## INFORMATION GIVEN
_ _ _

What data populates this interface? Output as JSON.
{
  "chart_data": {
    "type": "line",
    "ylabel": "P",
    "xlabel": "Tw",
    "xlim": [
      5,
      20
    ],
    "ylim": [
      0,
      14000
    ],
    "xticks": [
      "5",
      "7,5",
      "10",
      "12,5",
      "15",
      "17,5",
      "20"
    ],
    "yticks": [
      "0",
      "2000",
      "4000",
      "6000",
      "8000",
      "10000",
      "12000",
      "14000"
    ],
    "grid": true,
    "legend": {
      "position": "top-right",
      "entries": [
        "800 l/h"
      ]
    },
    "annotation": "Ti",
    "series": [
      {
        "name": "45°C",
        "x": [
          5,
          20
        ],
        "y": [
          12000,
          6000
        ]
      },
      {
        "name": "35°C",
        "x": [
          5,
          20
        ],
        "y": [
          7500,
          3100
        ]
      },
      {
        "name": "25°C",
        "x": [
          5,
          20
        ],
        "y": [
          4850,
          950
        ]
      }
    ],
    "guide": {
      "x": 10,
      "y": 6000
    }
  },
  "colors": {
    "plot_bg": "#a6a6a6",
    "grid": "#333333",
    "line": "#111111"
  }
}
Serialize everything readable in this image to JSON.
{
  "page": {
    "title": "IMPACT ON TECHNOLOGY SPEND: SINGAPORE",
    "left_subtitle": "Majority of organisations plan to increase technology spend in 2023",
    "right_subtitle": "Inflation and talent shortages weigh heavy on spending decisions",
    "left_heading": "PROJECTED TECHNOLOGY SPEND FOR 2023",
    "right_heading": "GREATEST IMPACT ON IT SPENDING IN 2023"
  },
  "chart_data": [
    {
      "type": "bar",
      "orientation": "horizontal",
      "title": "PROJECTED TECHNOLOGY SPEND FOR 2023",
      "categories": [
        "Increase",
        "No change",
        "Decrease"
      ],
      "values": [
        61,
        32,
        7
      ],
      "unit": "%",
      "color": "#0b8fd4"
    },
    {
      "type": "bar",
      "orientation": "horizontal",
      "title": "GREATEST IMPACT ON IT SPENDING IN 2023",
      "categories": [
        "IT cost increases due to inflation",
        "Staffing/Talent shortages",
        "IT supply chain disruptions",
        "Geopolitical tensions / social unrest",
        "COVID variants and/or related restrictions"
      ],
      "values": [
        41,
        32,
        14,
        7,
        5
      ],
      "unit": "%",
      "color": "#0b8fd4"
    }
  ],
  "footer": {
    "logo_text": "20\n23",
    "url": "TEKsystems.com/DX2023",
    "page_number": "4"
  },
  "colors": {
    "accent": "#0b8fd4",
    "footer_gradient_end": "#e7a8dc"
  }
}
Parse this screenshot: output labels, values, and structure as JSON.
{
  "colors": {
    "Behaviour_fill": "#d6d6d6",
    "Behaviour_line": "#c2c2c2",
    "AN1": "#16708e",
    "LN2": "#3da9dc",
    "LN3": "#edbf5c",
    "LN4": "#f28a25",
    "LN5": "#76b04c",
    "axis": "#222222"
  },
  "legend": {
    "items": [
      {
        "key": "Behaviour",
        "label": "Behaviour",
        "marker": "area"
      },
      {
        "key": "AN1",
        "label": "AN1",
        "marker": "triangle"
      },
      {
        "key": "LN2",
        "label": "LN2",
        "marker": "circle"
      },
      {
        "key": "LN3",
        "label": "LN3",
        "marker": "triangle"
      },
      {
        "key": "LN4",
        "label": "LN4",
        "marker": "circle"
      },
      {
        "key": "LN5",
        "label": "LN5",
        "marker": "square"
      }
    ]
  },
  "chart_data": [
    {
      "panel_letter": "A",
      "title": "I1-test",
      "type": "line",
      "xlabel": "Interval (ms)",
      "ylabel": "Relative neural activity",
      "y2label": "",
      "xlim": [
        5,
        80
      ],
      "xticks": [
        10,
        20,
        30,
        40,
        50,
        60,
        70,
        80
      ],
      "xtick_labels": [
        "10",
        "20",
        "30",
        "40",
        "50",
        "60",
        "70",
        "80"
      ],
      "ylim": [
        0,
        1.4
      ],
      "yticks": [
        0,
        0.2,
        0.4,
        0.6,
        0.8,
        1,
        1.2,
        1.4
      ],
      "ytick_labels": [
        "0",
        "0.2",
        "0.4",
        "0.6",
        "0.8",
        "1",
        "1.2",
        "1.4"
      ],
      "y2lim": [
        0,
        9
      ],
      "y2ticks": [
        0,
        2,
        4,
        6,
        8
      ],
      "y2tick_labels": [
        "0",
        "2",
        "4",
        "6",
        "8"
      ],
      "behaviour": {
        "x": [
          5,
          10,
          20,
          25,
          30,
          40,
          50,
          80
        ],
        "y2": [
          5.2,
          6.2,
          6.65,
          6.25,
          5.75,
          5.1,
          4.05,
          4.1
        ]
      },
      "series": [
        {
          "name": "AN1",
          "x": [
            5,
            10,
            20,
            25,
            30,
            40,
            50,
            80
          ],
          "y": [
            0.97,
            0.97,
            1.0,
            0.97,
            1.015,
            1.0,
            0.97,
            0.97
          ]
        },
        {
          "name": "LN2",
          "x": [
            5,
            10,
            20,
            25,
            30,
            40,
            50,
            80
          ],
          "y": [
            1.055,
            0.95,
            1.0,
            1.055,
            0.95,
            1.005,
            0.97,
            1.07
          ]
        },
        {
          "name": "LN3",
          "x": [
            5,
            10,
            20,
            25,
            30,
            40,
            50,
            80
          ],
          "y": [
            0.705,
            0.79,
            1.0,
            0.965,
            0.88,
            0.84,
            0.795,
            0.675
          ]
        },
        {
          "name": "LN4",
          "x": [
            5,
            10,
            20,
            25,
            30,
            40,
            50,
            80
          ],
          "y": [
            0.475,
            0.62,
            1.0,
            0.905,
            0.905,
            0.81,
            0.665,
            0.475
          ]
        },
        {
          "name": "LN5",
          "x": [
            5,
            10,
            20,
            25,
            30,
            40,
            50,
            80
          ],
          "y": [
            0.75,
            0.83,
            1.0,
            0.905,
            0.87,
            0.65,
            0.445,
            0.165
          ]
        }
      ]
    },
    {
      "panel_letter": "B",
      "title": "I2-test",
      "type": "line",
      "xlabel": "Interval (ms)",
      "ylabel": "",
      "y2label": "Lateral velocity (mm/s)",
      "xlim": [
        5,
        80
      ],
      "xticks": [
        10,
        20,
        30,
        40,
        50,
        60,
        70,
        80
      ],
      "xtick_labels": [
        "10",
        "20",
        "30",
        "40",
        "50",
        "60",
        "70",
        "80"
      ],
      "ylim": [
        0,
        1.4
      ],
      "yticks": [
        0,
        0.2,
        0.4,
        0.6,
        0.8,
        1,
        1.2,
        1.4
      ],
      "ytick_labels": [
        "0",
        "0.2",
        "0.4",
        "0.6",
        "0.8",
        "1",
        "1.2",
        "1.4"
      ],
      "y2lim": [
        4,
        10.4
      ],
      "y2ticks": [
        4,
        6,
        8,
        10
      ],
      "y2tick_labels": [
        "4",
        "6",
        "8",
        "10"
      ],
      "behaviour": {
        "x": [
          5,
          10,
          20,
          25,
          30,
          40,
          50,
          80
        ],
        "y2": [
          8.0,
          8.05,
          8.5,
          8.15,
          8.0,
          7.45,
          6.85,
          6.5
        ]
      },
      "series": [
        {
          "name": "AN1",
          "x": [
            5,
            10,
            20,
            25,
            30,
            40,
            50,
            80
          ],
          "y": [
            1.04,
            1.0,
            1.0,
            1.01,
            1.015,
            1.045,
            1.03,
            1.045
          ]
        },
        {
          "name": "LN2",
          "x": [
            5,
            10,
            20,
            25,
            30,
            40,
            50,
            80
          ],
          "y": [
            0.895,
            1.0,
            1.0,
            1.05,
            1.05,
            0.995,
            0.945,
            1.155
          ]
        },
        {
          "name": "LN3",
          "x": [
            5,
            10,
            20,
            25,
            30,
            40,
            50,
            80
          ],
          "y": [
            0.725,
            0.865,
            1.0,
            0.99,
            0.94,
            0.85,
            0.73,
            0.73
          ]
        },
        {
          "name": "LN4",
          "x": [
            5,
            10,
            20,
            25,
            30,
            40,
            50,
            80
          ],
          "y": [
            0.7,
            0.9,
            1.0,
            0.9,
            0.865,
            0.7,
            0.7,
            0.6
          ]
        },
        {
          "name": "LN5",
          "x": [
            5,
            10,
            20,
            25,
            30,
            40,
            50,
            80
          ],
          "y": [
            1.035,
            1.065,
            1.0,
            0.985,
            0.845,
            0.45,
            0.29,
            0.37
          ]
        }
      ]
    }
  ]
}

_ _ _

## THE EXERCISE
How many lines in the records above contain the word "this"? Reply with the number and nothing more.

## COMPLETE OUTPUT
3